• _MATERIAL FOR THIS EXERCISE_:
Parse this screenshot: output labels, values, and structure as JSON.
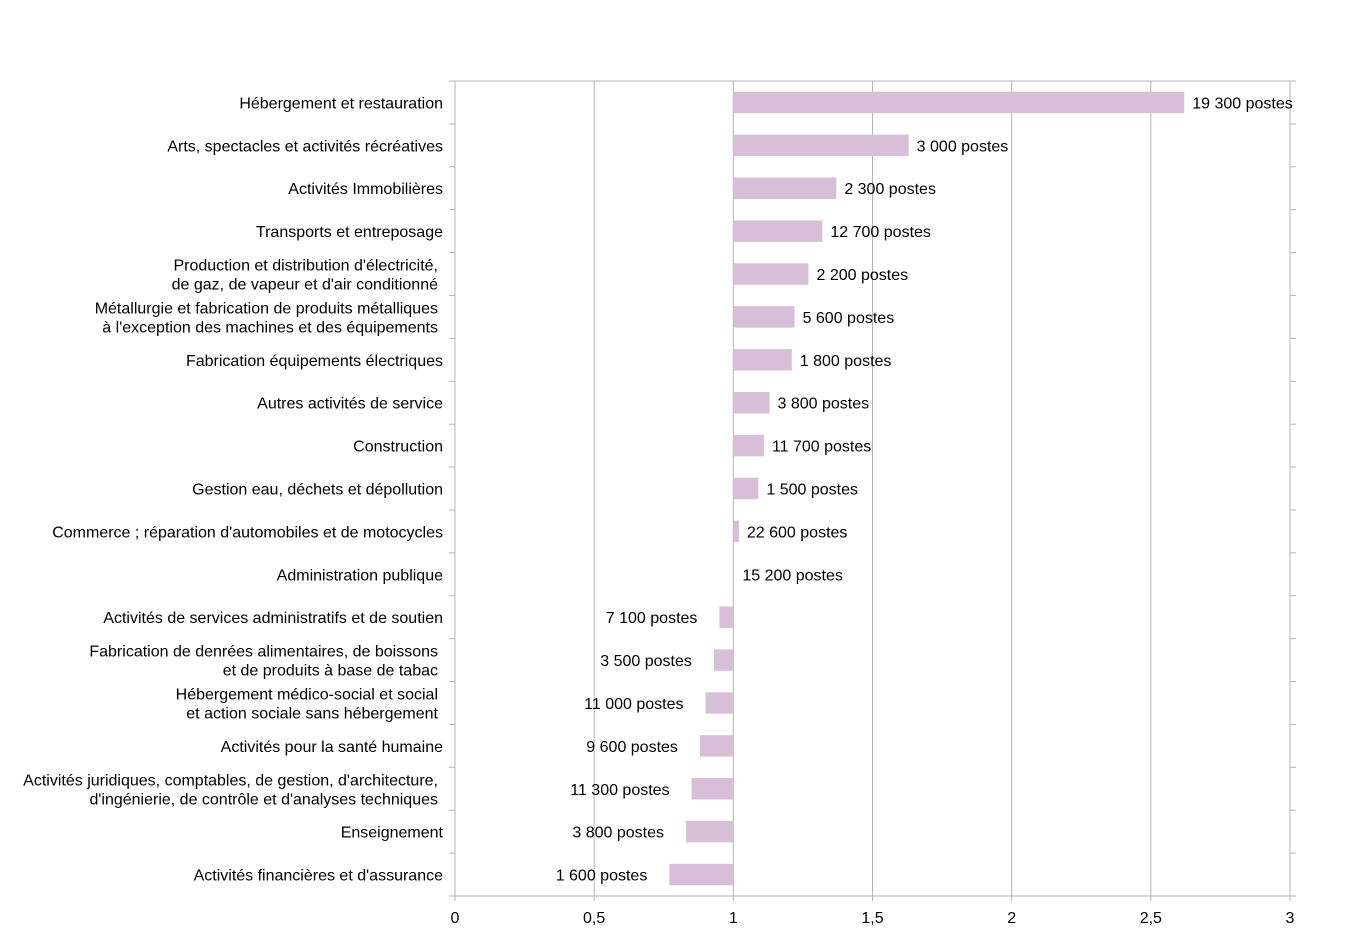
{
  "chart_data": {
    "type": "bar",
    "orientation": "horizontal",
    "baseline": 1,
    "xlim": [
      0,
      3
    ],
    "xticks": [
      0,
      0.5,
      1,
      1.5,
      2,
      2.5,
      3
    ],
    "xtick_labels": [
      "0",
      "0,5",
      "1",
      "1,5",
      "2",
      "2,5",
      "3"
    ],
    "grid": true,
    "legend": "none",
    "bar_color": "#d8bfd8",
    "categories": [
      [
        "Hébergement et restauration"
      ],
      [
        "Arts, spectacles et activités récréatives"
      ],
      [
        "Activités  Immobilières"
      ],
      [
        "Transports et entreposage"
      ],
      [
        "Production et distribution d'électricité,",
        "de gaz, de vapeur et d'air conditionné"
      ],
      [
        "Métallurgie et fabrication de produits métalliques",
        "à l'exception des machines et des équipements"
      ],
      [
        "Fabrication équipements électriques"
      ],
      [
        "Autres activités de service"
      ],
      [
        "Construction"
      ],
      [
        "Gestion eau, déchets et dépollution"
      ],
      [
        "Commerce ; réparation d'automobiles et de motocycles"
      ],
      [
        "Administration publique"
      ],
      [
        "Activités de services administratifs et de soutien"
      ],
      [
        "Fabrication de denrées alimentaires, de boissons",
        "et de produits à base de tabac"
      ],
      [
        "Hébergement médico-social et social",
        "et action sociale sans hébergement"
      ],
      [
        "Activités pour la santé humaine"
      ],
      [
        "Activités juridiques, comptables, de gestion, d'architecture,",
        "d'ingénierie, de contrôle et d'analyses techniques"
      ],
      [
        "Enseignement"
      ],
      [
        "Activités financières et d'assurance"
      ]
    ],
    "values": [
      2.62,
      1.63,
      1.37,
      1.32,
      1.27,
      1.22,
      1.21,
      1.13,
      1.11,
      1.09,
      1.02,
      1.0,
      0.95,
      0.93,
      0.9,
      0.88,
      0.85,
      0.83,
      0.77
    ],
    "data_labels": [
      "19 300 postes",
      "3 000 postes",
      "2 300 postes",
      "12 700 postes",
      "2 200 postes",
      "5 600 postes",
      "1 800 postes",
      "3 800 postes",
      "11 700 postes",
      "1 500 postes",
      "22 600 postes",
      "15 200 postes",
      "7 100 postes",
      "3 500 postes",
      "11 000 postes",
      "9 600 postes",
      "11 300 postes",
      "3 800 postes",
      "1 600 postes"
    ]
  }
}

• _PROBLEM DESCRIPTION_: Your answer should be only a number: how many lines of the data above contain the string "values"?

• _EXERCISE RESULT_: 2